___ Dataset excerpts ___
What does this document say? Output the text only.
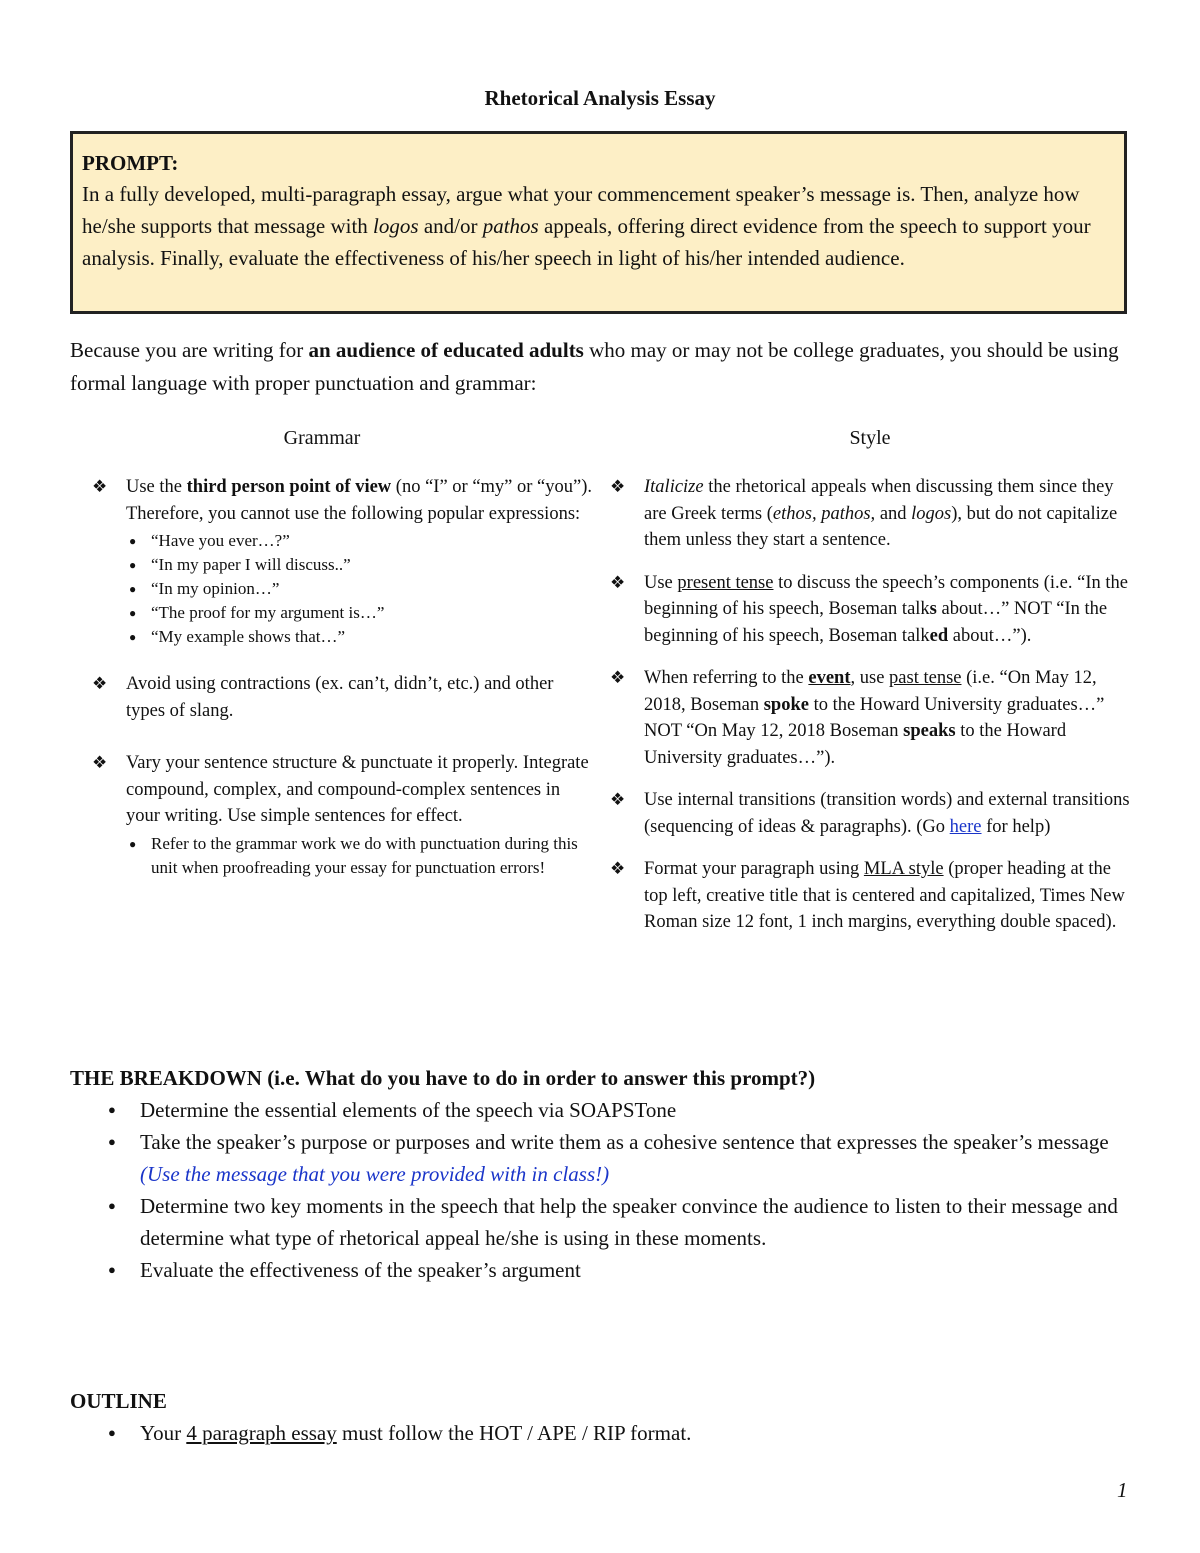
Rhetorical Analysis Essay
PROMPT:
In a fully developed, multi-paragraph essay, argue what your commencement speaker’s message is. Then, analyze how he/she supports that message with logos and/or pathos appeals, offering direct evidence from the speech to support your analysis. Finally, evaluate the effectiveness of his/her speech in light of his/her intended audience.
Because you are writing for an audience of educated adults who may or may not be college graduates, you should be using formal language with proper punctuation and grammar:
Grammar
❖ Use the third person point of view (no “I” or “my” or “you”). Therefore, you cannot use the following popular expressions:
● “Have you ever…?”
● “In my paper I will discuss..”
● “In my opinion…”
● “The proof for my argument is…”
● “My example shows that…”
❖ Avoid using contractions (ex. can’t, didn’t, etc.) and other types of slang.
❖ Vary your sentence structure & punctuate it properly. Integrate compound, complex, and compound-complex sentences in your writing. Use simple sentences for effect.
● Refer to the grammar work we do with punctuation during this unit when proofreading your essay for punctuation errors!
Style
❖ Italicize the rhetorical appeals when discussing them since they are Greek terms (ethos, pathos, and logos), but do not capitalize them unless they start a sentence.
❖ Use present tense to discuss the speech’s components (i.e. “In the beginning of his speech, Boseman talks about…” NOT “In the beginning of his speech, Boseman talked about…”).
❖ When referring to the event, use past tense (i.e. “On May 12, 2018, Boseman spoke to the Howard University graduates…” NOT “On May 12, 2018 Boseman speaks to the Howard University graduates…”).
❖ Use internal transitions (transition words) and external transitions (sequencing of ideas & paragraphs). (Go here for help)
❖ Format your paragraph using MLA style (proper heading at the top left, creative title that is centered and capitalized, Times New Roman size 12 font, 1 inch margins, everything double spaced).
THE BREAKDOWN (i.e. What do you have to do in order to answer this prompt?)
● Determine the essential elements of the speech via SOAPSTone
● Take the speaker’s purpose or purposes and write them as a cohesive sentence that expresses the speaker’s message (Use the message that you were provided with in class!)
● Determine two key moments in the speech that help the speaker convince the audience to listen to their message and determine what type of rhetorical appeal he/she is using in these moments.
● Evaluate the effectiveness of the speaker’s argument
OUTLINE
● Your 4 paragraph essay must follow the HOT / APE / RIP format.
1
___
[Task to carry out]
Output every entry verbatim. Pictures do not belong in the copy.

[Full answer]
What does this document say? Output the text only.
Rhetorical Analysis Essay
PROMPT:
In a fully developed, multi-paragraph essay, argue what your commencement speaker’s message is. Then, analyze how he/she supports that message with logos and/or pathos appeals, offering direct evidence from the speech to support your analysis. Finally, evaluate the effectiveness of his/her speech in light of his/her intended audience.
Because you are writing for an audience of educated adults who may or may not be college graduates, you should be using formal language with proper punctuation and grammar:
Grammar
❖ Use the third person point of view (no “I” or “my” or “you”). Therefore, you cannot use the following popular expressions:
● “Have you ever…?”
● “In my paper I will discuss..”
● “In my opinion…”
● “The proof for my argument is…”
● “My example shows that…”
❖ Avoid using contractions (ex. can’t, didn’t, etc.) and other types of slang.
❖ Vary your sentence structure & punctuate it properly. Integrate compound, complex, and compound-complex sentences in your writing. Use simple sentences for effect.
● Refer to the grammar work we do with punctuation during this unit when proofreading your essay for punctuation errors!
Style
❖ Italicize the rhetorical appeals when discussing them since they are Greek terms (ethos, pathos, and logos), but do not capitalize them unless they start a sentence.
❖ Use present tense to discuss the speech’s components (i.e. “In the beginning of his speech, Boseman talks about…” NOT “In the beginning of his speech, Boseman talked about…”).
❖ When referring to the event, use past tense (i.e. “On May 12, 2018, Boseman spoke to the Howard University graduates…” NOT “On May 12, 2018 Boseman speaks to the Howard University graduates…”).
❖ Use internal transitions (transition words) and external transitions (sequencing of ideas & paragraphs). (Go here for help)
❖ Format your paragraph using MLA style (proper heading at the top left, creative title that is centered and capitalized, Times New Roman size 12 font, 1 inch margins, everything double spaced).
THE BREAKDOWN (i.e. What do you have to do in order to answer this prompt?)
● Determine the essential elements of the speech via SOAPSTone
● Take the speaker’s purpose or purposes and write them as a cohesive sentence that expresses the speaker’s message (Use the message that you were provided with in class!)
● Determine two key moments in the speech that help the speaker convince the audience to listen to their message and determine what type of rhetorical appeal he/she is using in these moments.
● Evaluate the effectiveness of the speaker’s argument
OUTLINE
● Your 4 paragraph essay must follow the HOT / APE / RIP format.
1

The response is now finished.